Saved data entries
****************************************
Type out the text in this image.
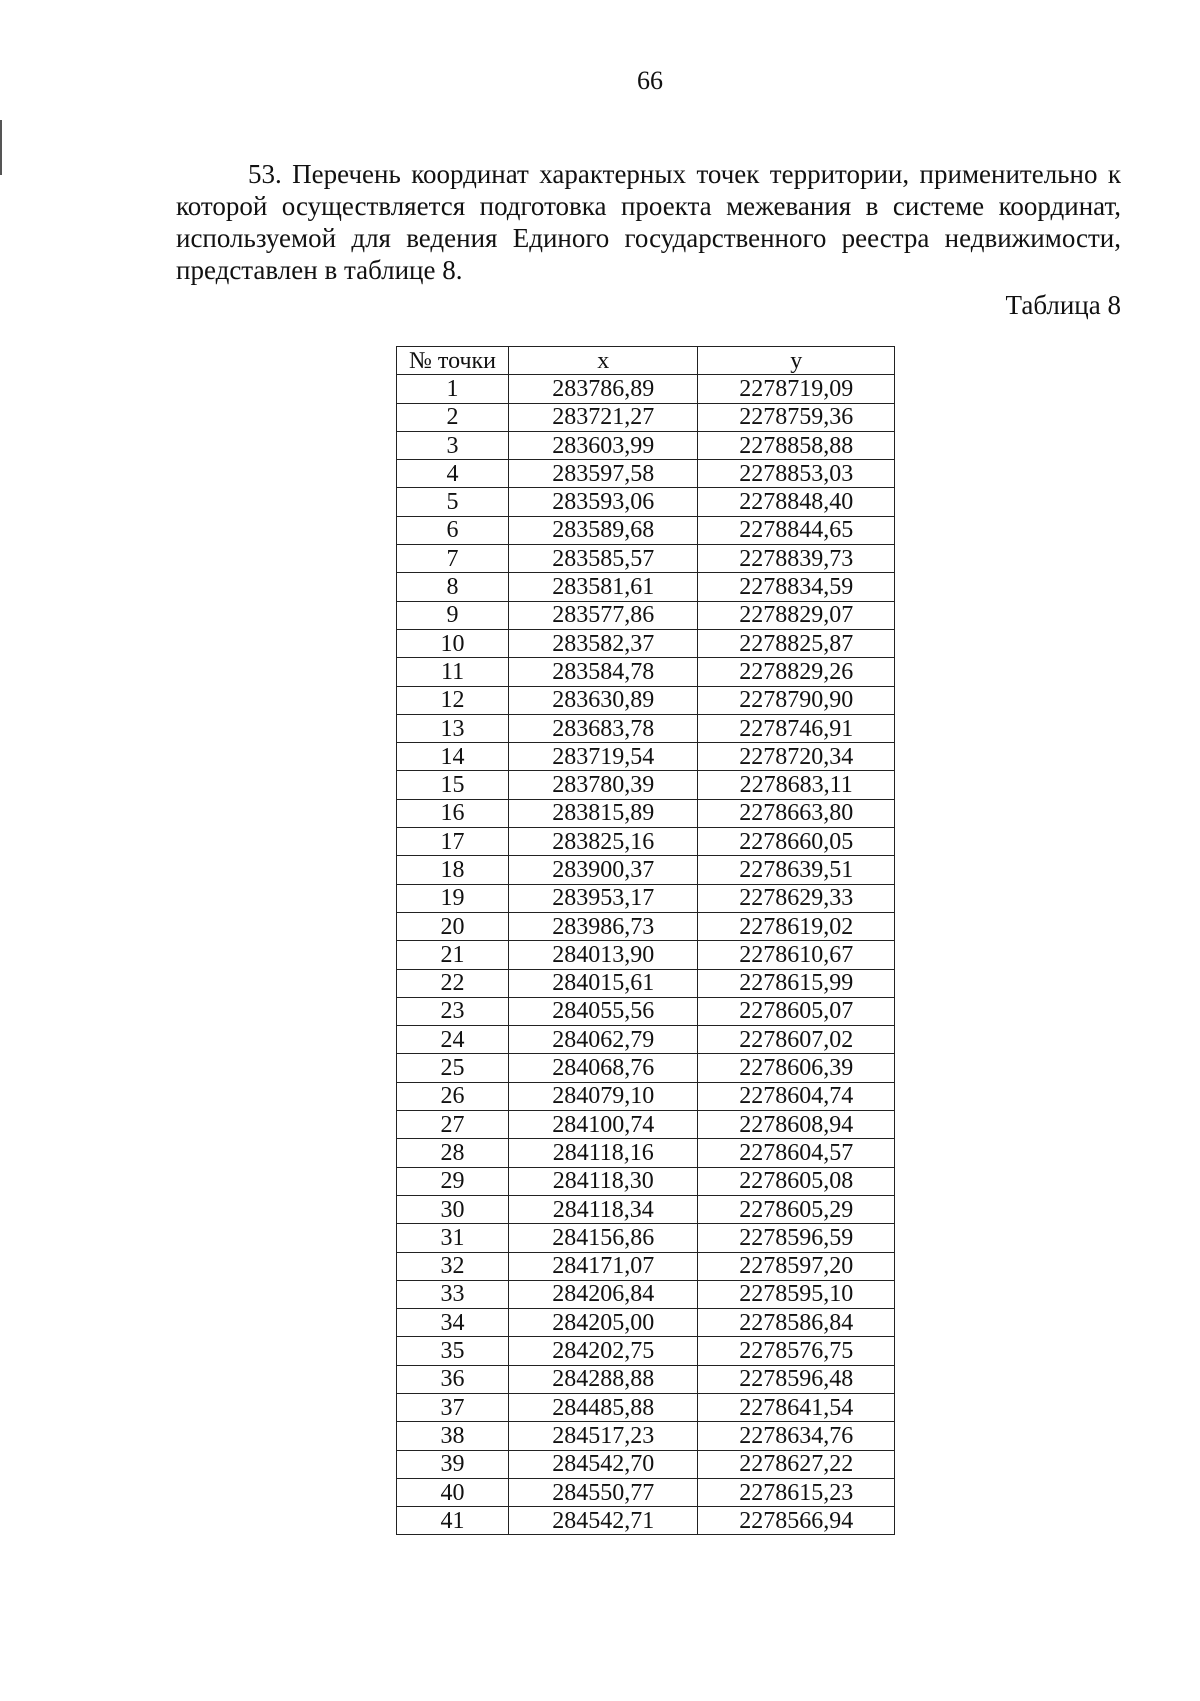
66

53. Перечень координат характерных точек территории, применительно к которой осуществляется подготовка проекта межевания в системе координат, используемой для ведения Единого государственного реестра недвижимости, представлен в таблице 8.

Таблица 8
№ точки	x	y
1	283786,89	2278719,09
2	283721,27	2278759,36
3	283603,99	2278858,88
4	283597,58	2278853,03
5	283593,06	2278848,40
6	283589,68	2278844,65
7	283585,57	2278839,73
8	283581,61	2278834,59
9	283577,86	2278829,07
10	283582,37	2278825,87
11	283584,78	2278829,26
12	283630,89	2278790,90
13	283683,78	2278746,91
14	283719,54	2278720,34
15	283780,39	2278683,11
16	283815,89	2278663,80
17	283825,16	2278660,05
18	283900,37	2278639,51
19	283953,17	2278629,33
20	283986,73	2278619,02
21	284013,90	2278610,67
22	284015,61	2278615,99
23	284055,56	2278605,07
24	284062,79	2278607,02
25	284068,76	2278606,39
26	284079,10	2278604,74
27	284100,74	2278608,94
28	284118,16	2278604,57
29	284118,30	2278605,08
30	284118,34	2278605,29
31	284156,86	2278596,59
32	284171,07	2278597,20
33	284206,84	2278595,10
34	284205,00	2278586,84
35	284202,75	2278576,75
36	284288,88	2278596,48
37	284485,88	2278641,54
38	284517,23	2278634,76
39	284542,70	2278627,22
40	284550,77	2278615,23
41	284542,71	2278566,94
****************************************
Without including the pictures, reproduce all entries exactly.

Type out the text in this image.
66

53. Перечень координат характерных точек территории, применительно к которой осуществляется подготовка проекта межевания в системе координат, используемой для ведения Единого государственного реестра недвижимости, представлен в таблице 8.

Таблица 8
№ точки	x	y
1	283786,89	2278719,09
2	283721,27	2278759,36
3	283603,99	2278858,88
4	283597,58	2278853,03
5	283593,06	2278848,40
6	283589,68	2278844,65
7	283585,57	2278839,73
8	283581,61	2278834,59
9	283577,86	2278829,07
10	283582,37	2278825,87
11	283584,78	2278829,26
12	283630,89	2278790,90
13	283683,78	2278746,91
14	283719,54	2278720,34
15	283780,39	2278683,11
16	283815,89	2278663,80
17	283825,16	2278660,05
18	283900,37	2278639,51
19	283953,17	2278629,33
20	283986,73	2278619,02
21	284013,90	2278610,67
22	284015,61	2278615,99
23	284055,56	2278605,07
24	284062,79	2278607,02
25	284068,76	2278606,39
26	284079,10	2278604,74
27	284100,74	2278608,94
28	284118,16	2278604,57
29	284118,30	2278605,08
30	284118,34	2278605,29
31	284156,86	2278596,59
32	284171,07	2278597,20
33	284206,84	2278595,10
34	284205,00	2278586,84
35	284202,75	2278576,75
36	284288,88	2278596,48
37	284485,88	2278641,54
38	284517,23	2278634,76
39	284542,70	2278627,22
40	284550,77	2278615,23
41	284542,71	2278566,94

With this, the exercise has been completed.